● **WHAT IS EXPECTED**:
Within the material below, find each line bearing the word "fill" and present it.

● **DATA SUPPLIED**:
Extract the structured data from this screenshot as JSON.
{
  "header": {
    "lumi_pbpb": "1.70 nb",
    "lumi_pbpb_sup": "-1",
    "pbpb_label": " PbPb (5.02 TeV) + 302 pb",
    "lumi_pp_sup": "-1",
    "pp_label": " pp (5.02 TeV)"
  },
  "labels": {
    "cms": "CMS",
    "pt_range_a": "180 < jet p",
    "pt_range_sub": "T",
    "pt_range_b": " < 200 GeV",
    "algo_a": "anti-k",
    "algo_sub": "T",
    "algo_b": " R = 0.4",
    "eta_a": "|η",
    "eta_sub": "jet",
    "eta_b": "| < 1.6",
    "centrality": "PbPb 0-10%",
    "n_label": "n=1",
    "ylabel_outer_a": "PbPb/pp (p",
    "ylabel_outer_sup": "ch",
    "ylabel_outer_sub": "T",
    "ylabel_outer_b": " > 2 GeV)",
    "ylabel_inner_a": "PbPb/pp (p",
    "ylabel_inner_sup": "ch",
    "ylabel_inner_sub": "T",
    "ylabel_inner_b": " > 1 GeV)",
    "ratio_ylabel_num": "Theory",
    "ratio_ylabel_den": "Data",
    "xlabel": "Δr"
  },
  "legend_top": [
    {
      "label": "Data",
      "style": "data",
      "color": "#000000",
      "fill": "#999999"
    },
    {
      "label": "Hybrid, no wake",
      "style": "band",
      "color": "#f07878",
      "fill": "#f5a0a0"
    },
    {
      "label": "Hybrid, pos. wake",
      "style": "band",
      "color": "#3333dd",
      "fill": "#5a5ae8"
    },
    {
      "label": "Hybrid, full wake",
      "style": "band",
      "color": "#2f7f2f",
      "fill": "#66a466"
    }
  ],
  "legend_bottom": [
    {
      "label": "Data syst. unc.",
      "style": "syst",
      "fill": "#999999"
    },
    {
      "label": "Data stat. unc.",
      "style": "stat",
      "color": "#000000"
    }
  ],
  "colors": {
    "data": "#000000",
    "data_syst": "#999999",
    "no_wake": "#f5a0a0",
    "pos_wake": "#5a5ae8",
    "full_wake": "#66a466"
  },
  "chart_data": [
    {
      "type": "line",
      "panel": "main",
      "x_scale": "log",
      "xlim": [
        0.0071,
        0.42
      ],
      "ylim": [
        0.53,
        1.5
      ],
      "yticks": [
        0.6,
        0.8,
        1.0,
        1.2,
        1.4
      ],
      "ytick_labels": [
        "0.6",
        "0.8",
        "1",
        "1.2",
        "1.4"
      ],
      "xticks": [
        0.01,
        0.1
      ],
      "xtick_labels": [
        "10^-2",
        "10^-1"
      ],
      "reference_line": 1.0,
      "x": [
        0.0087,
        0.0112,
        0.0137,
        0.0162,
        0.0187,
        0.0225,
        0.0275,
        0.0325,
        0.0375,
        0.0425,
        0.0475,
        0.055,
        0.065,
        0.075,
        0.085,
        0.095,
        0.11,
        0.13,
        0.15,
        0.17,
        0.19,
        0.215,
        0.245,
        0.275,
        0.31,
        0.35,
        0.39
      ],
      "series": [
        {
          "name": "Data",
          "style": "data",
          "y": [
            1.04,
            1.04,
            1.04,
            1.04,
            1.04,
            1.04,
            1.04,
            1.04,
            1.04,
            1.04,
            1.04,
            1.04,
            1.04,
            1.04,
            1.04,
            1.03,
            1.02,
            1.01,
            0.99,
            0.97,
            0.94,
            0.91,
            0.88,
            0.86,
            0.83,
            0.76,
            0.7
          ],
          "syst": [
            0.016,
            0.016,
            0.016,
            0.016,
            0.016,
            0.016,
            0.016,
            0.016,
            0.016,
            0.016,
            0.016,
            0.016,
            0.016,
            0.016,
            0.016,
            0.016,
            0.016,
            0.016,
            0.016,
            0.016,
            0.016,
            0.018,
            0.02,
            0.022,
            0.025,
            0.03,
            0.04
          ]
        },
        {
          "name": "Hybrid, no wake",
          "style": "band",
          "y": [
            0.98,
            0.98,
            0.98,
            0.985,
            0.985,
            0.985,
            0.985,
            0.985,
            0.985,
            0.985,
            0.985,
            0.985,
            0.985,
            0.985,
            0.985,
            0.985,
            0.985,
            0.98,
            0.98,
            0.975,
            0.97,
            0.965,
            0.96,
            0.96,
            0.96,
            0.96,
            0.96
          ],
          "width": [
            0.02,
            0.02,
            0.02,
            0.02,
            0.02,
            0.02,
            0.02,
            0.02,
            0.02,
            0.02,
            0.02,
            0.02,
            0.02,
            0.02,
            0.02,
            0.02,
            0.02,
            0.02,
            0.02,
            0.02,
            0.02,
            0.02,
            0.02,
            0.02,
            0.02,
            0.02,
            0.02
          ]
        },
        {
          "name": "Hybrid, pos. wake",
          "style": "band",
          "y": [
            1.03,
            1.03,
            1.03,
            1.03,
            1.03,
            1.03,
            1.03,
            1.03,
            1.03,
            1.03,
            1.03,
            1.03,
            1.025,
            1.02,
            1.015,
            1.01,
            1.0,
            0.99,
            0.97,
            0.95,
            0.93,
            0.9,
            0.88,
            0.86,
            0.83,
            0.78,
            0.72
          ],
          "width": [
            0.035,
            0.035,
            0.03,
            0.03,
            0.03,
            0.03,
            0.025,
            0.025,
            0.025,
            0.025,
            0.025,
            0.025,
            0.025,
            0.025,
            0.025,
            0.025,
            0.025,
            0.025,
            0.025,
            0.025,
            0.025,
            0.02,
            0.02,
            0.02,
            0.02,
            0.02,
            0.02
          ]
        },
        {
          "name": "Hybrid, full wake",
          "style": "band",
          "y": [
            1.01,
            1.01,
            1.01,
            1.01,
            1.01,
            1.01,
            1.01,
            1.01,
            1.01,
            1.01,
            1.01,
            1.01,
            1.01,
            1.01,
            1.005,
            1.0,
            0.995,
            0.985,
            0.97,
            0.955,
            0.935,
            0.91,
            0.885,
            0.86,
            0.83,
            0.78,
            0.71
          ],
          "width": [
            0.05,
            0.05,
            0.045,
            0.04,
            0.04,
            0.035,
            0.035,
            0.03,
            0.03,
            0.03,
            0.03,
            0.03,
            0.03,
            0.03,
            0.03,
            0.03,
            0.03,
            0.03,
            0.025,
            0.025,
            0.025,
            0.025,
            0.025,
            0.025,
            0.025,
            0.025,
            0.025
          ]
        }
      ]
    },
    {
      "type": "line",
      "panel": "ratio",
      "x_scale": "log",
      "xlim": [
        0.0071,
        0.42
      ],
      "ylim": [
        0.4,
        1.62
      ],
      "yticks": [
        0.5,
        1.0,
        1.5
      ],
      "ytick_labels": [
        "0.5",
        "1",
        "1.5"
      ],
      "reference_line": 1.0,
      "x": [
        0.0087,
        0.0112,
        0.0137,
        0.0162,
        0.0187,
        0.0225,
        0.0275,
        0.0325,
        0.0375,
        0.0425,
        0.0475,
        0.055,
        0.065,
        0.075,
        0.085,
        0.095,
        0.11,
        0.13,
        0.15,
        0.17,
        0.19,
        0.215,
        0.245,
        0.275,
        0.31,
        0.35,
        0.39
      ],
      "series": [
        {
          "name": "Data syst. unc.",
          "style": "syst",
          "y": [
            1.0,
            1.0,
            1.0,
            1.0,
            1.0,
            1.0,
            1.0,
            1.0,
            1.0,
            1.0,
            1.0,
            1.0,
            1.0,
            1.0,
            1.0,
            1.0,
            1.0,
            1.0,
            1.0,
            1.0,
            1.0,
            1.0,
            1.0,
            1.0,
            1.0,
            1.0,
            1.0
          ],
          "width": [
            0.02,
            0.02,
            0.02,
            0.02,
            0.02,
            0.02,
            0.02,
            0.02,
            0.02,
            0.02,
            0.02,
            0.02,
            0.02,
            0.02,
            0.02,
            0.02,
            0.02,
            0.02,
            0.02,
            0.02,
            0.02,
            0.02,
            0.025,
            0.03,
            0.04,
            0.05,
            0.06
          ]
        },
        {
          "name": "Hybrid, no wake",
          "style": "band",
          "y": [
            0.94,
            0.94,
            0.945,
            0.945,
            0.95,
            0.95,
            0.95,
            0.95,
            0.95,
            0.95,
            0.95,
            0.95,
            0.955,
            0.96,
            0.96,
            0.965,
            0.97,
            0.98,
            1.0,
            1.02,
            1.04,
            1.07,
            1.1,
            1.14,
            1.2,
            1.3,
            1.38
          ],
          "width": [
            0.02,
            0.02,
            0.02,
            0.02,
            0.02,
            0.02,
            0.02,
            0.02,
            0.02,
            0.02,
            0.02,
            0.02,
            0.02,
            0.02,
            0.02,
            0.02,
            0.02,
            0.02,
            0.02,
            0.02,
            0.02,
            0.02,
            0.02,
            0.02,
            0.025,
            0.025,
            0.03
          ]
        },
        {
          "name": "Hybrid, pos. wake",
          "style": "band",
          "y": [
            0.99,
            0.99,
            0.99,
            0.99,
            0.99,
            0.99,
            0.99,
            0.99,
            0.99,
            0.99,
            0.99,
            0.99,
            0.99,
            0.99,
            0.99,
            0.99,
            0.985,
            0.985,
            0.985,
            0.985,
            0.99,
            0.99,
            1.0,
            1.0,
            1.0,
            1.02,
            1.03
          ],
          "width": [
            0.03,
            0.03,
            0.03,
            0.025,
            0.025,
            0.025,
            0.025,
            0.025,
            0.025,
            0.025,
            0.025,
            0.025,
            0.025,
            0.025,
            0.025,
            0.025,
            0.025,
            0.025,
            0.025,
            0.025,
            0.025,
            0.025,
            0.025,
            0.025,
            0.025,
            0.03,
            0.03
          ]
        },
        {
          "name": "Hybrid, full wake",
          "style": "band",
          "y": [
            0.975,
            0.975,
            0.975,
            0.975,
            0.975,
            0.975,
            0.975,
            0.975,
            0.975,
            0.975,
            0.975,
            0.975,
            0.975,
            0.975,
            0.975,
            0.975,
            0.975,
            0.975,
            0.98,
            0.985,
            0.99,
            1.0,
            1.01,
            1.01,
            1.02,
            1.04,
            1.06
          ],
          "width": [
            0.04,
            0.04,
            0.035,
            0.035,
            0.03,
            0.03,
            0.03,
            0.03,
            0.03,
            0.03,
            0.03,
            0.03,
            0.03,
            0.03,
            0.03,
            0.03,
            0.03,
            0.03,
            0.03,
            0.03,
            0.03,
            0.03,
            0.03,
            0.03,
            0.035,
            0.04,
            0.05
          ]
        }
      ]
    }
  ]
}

● **EXPECTED OUTPUT**:
      "fill": "#999999"
      "fill": "#f5a0a0"
      "fill": "#5a5ae8"
      "fill": "#66a466"
      "fill": "#999999"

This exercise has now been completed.